Determine how many lines of the entries contain "auch". Reply with that number alone.

<<<<

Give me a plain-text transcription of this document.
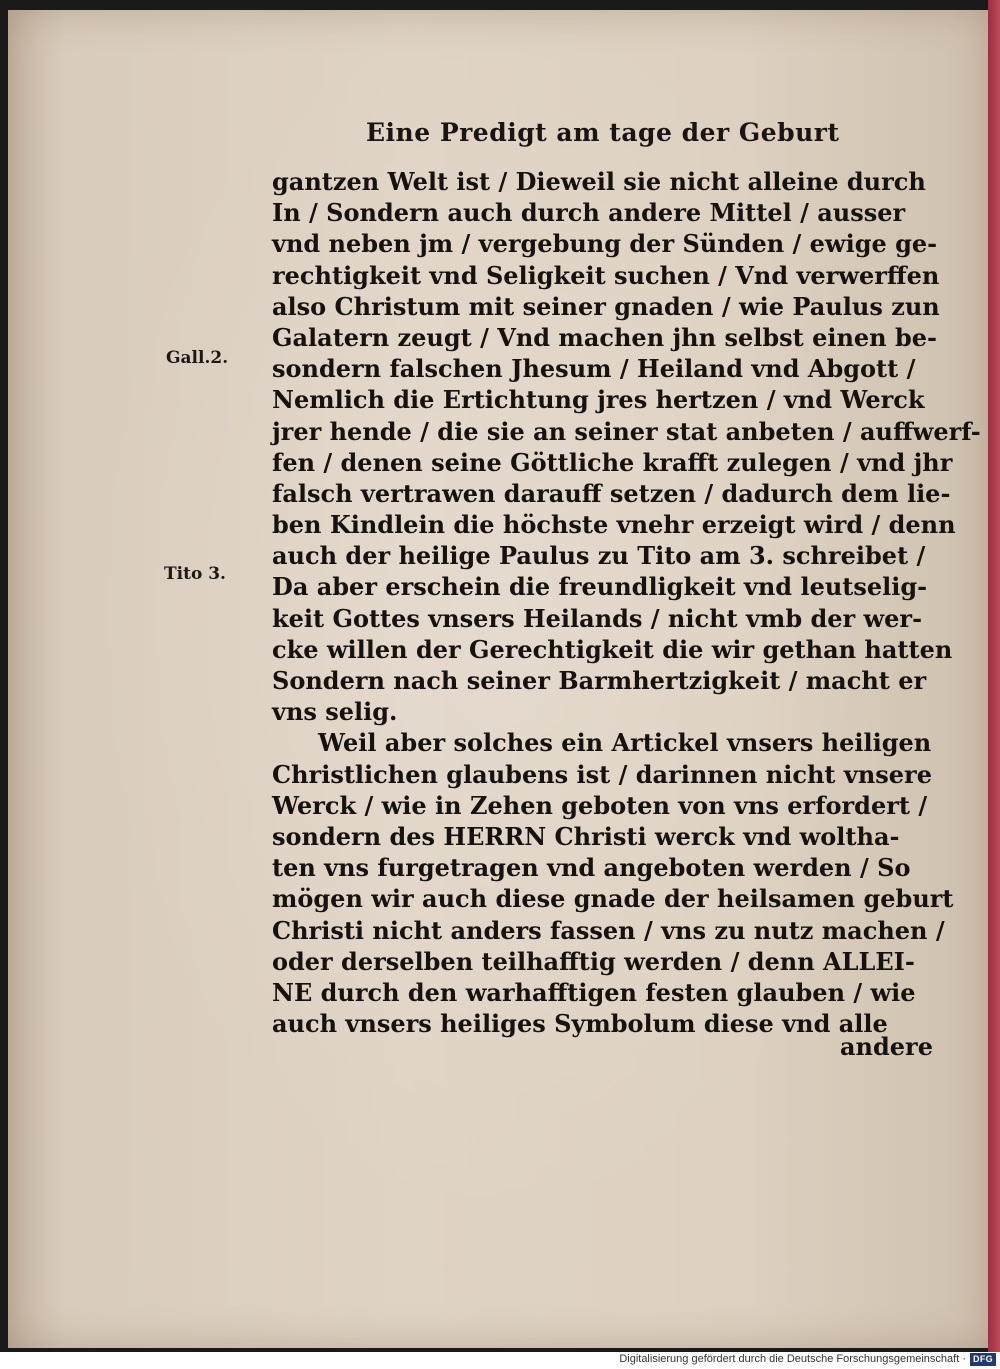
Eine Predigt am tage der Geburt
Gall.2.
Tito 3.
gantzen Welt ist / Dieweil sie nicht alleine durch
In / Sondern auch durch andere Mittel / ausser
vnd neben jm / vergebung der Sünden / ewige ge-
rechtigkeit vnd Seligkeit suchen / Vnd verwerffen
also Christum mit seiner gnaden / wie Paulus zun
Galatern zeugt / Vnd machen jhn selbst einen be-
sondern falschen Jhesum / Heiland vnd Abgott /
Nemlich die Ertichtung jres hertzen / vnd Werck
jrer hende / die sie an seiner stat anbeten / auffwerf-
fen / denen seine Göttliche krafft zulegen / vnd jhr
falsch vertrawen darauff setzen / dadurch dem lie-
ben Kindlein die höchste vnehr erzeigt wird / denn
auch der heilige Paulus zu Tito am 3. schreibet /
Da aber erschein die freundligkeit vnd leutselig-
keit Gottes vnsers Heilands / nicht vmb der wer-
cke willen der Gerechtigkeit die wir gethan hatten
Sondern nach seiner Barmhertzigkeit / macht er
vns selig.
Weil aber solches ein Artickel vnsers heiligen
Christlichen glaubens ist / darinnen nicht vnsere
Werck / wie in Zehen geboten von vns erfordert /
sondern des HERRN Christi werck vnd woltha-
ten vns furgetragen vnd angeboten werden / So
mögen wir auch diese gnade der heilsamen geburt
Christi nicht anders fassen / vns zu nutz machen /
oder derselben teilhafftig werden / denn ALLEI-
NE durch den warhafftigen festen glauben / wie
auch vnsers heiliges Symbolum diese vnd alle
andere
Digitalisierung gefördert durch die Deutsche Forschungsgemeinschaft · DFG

>>>>
<<<<

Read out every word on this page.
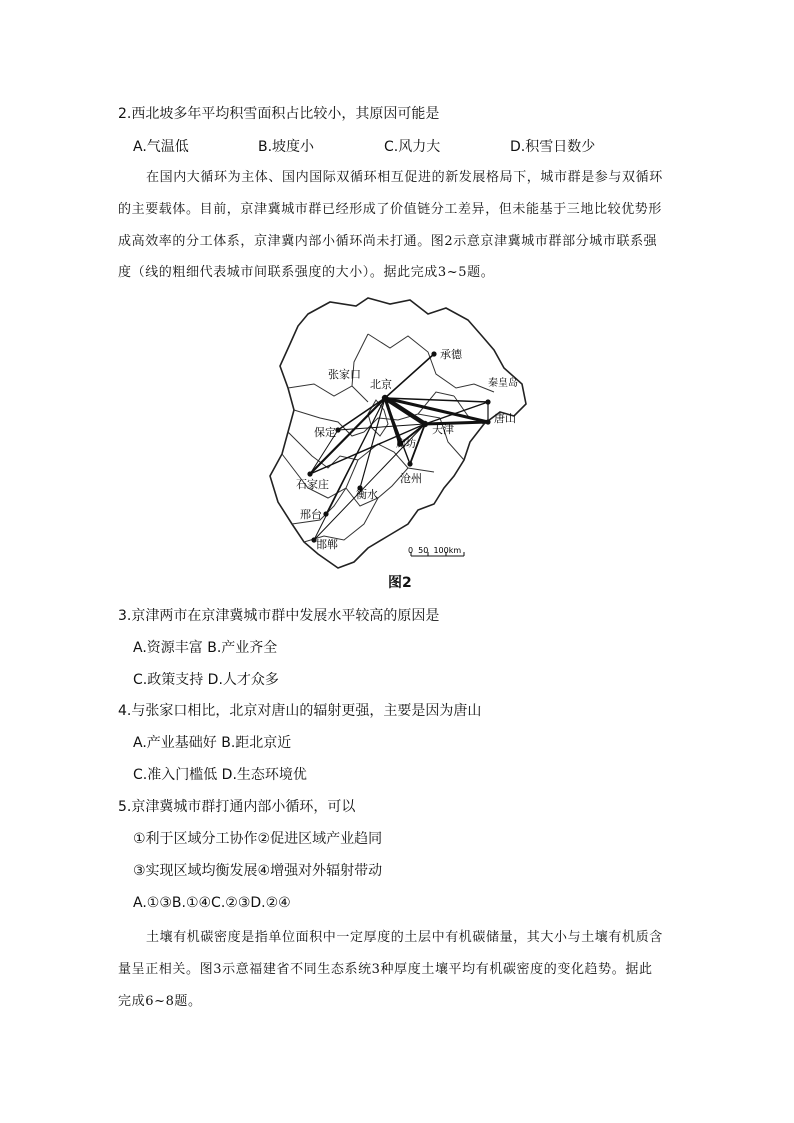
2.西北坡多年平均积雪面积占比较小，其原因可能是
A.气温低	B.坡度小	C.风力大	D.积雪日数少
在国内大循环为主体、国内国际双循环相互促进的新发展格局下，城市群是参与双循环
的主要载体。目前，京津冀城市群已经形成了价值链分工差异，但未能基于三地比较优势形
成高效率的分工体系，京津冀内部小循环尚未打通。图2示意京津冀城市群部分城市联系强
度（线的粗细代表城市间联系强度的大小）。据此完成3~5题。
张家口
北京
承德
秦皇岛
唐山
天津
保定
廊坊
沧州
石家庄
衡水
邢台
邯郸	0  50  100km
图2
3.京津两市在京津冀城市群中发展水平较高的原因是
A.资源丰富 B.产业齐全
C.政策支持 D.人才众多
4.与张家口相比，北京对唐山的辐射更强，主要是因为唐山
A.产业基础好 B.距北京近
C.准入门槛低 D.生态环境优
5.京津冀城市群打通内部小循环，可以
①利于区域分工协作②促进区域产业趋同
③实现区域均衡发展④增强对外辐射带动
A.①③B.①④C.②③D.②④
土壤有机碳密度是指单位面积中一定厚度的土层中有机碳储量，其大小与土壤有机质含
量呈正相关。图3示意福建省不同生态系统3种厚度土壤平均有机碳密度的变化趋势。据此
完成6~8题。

>>>>

◆ **Response**:
4